What you will do -
Write out the lines exactly as they appear, starting with the line containing "160, 519, 191]" and going on through the line containing "607, 527, 623]", both included.
** START Data for this task **
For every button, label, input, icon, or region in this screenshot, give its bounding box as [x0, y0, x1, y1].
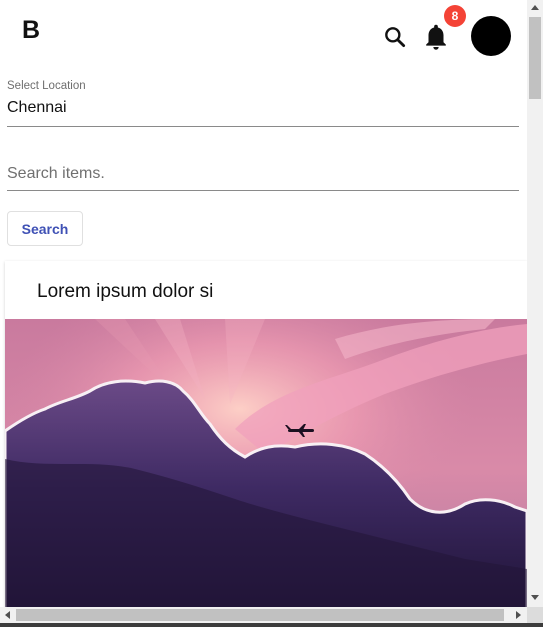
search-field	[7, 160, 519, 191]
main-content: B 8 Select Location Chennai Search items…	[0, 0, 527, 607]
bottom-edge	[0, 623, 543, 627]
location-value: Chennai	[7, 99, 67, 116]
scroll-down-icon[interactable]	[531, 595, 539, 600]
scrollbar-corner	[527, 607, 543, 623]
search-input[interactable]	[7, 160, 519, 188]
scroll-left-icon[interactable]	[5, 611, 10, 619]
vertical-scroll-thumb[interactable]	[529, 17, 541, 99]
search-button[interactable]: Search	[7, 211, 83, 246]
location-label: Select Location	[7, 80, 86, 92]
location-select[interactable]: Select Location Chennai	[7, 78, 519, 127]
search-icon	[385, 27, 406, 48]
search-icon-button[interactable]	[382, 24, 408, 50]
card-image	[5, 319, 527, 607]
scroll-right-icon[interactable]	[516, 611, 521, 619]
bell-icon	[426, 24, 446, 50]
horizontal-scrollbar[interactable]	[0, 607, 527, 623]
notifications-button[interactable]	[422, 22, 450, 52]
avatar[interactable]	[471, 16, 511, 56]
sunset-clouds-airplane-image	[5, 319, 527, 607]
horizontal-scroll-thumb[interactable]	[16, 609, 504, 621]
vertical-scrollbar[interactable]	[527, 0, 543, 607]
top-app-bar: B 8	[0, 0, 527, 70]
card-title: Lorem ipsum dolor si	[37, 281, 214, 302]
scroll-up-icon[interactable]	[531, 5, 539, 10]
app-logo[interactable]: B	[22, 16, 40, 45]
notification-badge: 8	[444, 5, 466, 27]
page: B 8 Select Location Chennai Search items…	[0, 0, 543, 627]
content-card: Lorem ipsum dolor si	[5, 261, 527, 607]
** END Data for this task **
** START Data for this task **
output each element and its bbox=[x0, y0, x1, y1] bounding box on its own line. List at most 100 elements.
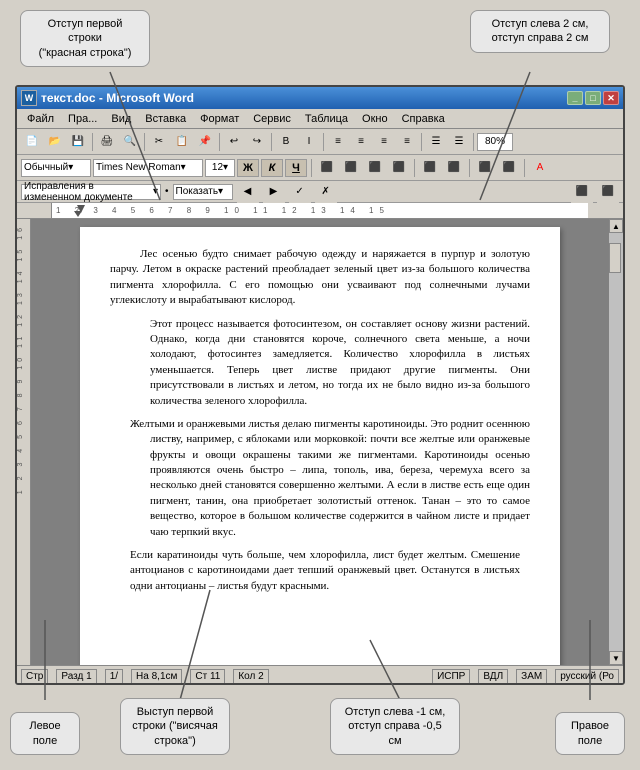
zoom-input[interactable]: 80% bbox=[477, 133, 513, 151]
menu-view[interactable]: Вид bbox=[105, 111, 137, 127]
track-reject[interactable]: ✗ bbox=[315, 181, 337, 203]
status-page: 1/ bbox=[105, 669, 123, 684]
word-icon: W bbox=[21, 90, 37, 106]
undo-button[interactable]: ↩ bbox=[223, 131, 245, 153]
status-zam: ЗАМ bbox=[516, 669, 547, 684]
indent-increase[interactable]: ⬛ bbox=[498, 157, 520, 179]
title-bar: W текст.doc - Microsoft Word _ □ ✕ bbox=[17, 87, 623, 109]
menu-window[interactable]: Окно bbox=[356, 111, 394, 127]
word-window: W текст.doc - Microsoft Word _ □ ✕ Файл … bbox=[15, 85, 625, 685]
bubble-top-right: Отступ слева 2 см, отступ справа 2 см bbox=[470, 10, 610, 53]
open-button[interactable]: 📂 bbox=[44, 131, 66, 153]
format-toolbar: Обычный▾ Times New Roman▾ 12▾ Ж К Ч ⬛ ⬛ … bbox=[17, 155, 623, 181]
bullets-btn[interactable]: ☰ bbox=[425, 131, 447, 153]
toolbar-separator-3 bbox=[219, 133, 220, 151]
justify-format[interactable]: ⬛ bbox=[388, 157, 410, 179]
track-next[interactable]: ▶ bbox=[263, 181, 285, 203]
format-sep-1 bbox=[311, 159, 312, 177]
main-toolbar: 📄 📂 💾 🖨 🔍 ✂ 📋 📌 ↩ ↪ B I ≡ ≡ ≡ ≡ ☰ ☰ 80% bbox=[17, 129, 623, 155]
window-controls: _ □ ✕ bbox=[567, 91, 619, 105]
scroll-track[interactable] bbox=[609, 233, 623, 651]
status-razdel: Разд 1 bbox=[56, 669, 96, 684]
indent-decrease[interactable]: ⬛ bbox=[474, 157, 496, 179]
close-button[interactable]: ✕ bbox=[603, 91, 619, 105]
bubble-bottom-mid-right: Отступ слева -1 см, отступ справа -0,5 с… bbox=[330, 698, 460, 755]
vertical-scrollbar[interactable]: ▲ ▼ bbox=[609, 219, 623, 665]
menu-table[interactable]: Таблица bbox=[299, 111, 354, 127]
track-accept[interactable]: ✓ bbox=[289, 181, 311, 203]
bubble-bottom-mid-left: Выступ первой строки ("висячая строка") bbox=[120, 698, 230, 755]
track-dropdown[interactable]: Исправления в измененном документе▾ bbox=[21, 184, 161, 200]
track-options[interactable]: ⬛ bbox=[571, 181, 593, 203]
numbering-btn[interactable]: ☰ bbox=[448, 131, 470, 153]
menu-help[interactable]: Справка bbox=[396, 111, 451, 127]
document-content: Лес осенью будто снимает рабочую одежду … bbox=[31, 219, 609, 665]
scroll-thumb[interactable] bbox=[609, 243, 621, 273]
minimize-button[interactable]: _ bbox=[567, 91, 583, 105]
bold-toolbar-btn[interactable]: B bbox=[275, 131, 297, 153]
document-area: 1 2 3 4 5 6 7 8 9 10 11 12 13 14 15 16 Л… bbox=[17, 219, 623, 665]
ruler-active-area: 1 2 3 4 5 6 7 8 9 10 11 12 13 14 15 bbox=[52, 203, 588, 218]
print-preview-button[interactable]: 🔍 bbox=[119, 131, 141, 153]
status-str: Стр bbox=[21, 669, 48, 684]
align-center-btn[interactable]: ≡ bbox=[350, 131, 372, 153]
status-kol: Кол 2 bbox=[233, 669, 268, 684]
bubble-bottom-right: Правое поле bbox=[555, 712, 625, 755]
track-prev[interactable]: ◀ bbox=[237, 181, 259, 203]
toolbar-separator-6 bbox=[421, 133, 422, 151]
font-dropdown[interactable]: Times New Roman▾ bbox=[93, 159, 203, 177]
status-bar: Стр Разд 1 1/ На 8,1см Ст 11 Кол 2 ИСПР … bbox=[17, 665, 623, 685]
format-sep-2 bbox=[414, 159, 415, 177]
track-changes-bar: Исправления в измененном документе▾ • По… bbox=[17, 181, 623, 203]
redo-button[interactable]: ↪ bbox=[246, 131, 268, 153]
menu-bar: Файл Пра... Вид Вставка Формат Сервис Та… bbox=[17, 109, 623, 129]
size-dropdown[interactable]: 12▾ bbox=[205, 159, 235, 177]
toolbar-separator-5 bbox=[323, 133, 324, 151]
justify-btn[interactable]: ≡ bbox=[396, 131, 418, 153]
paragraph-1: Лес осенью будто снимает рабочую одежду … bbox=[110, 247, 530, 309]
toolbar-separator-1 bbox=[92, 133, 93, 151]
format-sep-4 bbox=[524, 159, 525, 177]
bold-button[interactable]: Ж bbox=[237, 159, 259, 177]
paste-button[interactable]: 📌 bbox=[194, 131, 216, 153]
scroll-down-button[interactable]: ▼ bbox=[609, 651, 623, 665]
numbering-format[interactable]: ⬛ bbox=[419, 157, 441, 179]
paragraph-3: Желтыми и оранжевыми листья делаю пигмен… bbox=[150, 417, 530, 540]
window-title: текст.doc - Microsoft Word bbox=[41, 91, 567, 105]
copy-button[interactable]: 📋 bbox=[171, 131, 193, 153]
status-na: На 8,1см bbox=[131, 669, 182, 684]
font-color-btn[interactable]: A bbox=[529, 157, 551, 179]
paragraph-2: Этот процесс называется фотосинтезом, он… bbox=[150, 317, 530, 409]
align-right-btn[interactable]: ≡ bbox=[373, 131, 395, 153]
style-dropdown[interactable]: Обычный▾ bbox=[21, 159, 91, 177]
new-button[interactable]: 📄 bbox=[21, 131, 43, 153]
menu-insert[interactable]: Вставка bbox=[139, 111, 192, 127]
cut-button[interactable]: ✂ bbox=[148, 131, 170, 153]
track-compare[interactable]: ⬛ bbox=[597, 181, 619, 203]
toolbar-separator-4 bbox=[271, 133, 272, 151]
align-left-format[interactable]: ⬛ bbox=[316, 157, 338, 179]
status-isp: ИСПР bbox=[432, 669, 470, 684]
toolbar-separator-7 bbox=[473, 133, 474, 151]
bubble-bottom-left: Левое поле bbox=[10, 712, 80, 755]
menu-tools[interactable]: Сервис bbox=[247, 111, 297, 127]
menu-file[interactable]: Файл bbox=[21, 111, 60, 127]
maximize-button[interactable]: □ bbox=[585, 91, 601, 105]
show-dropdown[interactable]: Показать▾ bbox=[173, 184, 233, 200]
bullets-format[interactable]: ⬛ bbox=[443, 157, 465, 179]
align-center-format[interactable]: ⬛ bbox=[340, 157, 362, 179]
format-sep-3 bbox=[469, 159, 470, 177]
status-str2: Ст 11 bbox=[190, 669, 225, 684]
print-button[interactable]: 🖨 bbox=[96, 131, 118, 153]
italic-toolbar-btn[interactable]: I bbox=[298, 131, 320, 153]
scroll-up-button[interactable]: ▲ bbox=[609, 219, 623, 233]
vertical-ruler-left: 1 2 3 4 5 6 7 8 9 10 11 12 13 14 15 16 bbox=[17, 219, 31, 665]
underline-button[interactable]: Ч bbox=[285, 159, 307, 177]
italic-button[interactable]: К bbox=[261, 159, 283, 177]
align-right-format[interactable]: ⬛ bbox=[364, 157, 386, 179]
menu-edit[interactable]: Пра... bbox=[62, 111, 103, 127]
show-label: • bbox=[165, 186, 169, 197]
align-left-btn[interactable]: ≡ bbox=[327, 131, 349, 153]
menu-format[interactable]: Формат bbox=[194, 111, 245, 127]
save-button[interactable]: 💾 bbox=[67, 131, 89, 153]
** END Data for this task **
Solution below -
search-field	[7, 160, 519, 191]
main-content: B 8 Select Location Chennai Search items…	[0, 0, 527, 607]
bottom-edge	[0, 623, 543, 627]
location-value: Chennai	[7, 99, 67, 116]
scroll-down-icon[interactable]	[531, 595, 539, 600]
scrollbar-corner	[527, 607, 543, 623]
search-input[interactable]	[7, 160, 519, 188]
scroll-left-icon[interactable]	[5, 611, 10, 619]
vertical-scroll-thumb[interactable]	[529, 17, 541, 99]
search-button[interactable]: Search	[7, 211, 83, 246]
location-label: Select Location	[7, 80, 86, 92]
location-select[interactable]: Select Location Chennai	[7, 78, 519, 127]
search-icon	[385, 27, 406, 48]
search-icon-button[interactable]	[382, 24, 408, 50]
card-image	[5, 319, 527, 607]
scroll-right-icon[interactable]	[516, 611, 521, 619]
bell-icon	[426, 24, 446, 50]
horizontal-scrollbar[interactable]	[0, 607, 527, 623]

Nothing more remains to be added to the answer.